- _WRITTEN TASK_: Keep the pictures out of the copy and repeat the records exactly.

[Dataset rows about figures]
---

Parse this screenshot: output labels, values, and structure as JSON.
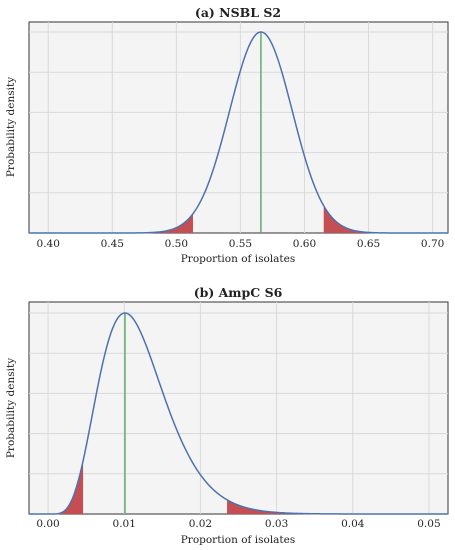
{
  "chart_data": [
    {
      "type": "area",
      "title": "(a) NSBL S2",
      "xlabel": "Proportion of isolates",
      "ylabel": "Probability density",
      "xlim": [
        0.385,
        0.712
      ],
      "x_ticks": [
        0.4,
        0.45,
        0.5,
        0.55,
        0.6,
        0.65,
        0.7
      ],
      "x_tick_labels": [
        "0.40",
        "0.45",
        "0.50",
        "0.55",
        "0.60",
        "0.65",
        "0.70"
      ],
      "y_tick_labels_shown": false,
      "grid": true,
      "distribution": {
        "shape": "bell-curve",
        "mode": 0.566,
        "spread_sd": 0.0245
      },
      "mode_line_x": 0.566,
      "shaded_tails": [
        [
          0.385,
          0.513
        ],
        [
          0.615,
          0.712
        ]
      ],
      "colors": {
        "curve": "#4c72b0",
        "mode_line": "#55a868",
        "tail_fill": "#c44e52",
        "background": "#f4f4f4",
        "grid": "#d9d9d9"
      }
    },
    {
      "type": "area",
      "title": "(b) AmpC S6",
      "xlabel": "Proportion of isolates",
      "ylabel": "Probability density",
      "xlim": [
        -0.0025,
        0.0525
      ],
      "x_ticks": [
        0.0,
        0.01,
        0.02,
        0.03,
        0.04,
        0.05
      ],
      "x_tick_labels": [
        "0.00",
        "0.01",
        "0.02",
        "0.03",
        "0.04",
        "0.05"
      ],
      "y_tick_labels_shown": false,
      "grid": true,
      "distribution": {
        "shape": "right-skewed",
        "mode": 0.0101,
        "shape_k": 6.5
      },
      "mode_line_x": 0.0101,
      "shaded_tails": [
        [
          -0.0025,
          0.0046
        ],
        [
          0.0235,
          0.0525
        ]
      ],
      "colors": {
        "curve": "#4c72b0",
        "mode_line": "#55a868",
        "tail_fill": "#c44e52",
        "background": "#f4f4f4",
        "grid": "#d9d9d9"
      }
    }
  ]
}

---

- _SOLUTION FOR THIS TASK_:
Parse this screenshot: output labels, values, and structure as JSON.
{
  "chart_data": [
    {
      "type": "area",
      "title": "(a) NSBL S2",
      "xlabel": "Proportion of isolates",
      "ylabel": "Probability density",
      "xlim": [
        0.385,
        0.712
      ],
      "x_ticks": [
        0.4,
        0.45,
        0.5,
        0.55,
        0.6,
        0.65,
        0.7
      ],
      "x_tick_labels": [
        "0.40",
        "0.45",
        "0.50",
        "0.55",
        "0.60",
        "0.65",
        "0.70"
      ],
      "y_tick_labels_shown": false,
      "grid": true,
      "distribution": {
        "shape": "bell-curve",
        "mode": 0.566,
        "spread_sd": 0.0245
      },
      "mode_line_x": 0.566,
      "shaded_tails": [
        [
          0.385,
          0.513
        ],
        [
          0.615,
          0.712
        ]
      ],
      "colors": {
        "curve": "#4c72b0",
        "mode_line": "#55a868",
        "tail_fill": "#c44e52",
        "background": "#f4f4f4",
        "grid": "#d9d9d9"
      }
    },
    {
      "type": "area",
      "title": "(b) AmpC S6",
      "xlabel": "Proportion of isolates",
      "ylabel": "Probability density",
      "xlim": [
        -0.0025,
        0.0525
      ],
      "x_ticks": [
        0.0,
        0.01,
        0.02,
        0.03,
        0.04,
        0.05
      ],
      "x_tick_labels": [
        "0.00",
        "0.01",
        "0.02",
        "0.03",
        "0.04",
        "0.05"
      ],
      "y_tick_labels_shown": false,
      "grid": true,
      "distribution": {
        "shape": "right-skewed",
        "mode": 0.0101,
        "shape_k": 6.5
      },
      "mode_line_x": 0.0101,
      "shaded_tails": [
        [
          -0.0025,
          0.0046
        ],
        [
          0.0235,
          0.0525
        ]
      ],
      "colors": {
        "curve": "#4c72b0",
        "mode_line": "#55a868",
        "tail_fill": "#c44e52",
        "background": "#f4f4f4",
        "grid": "#d9d9d9"
      }
    }
  ]
}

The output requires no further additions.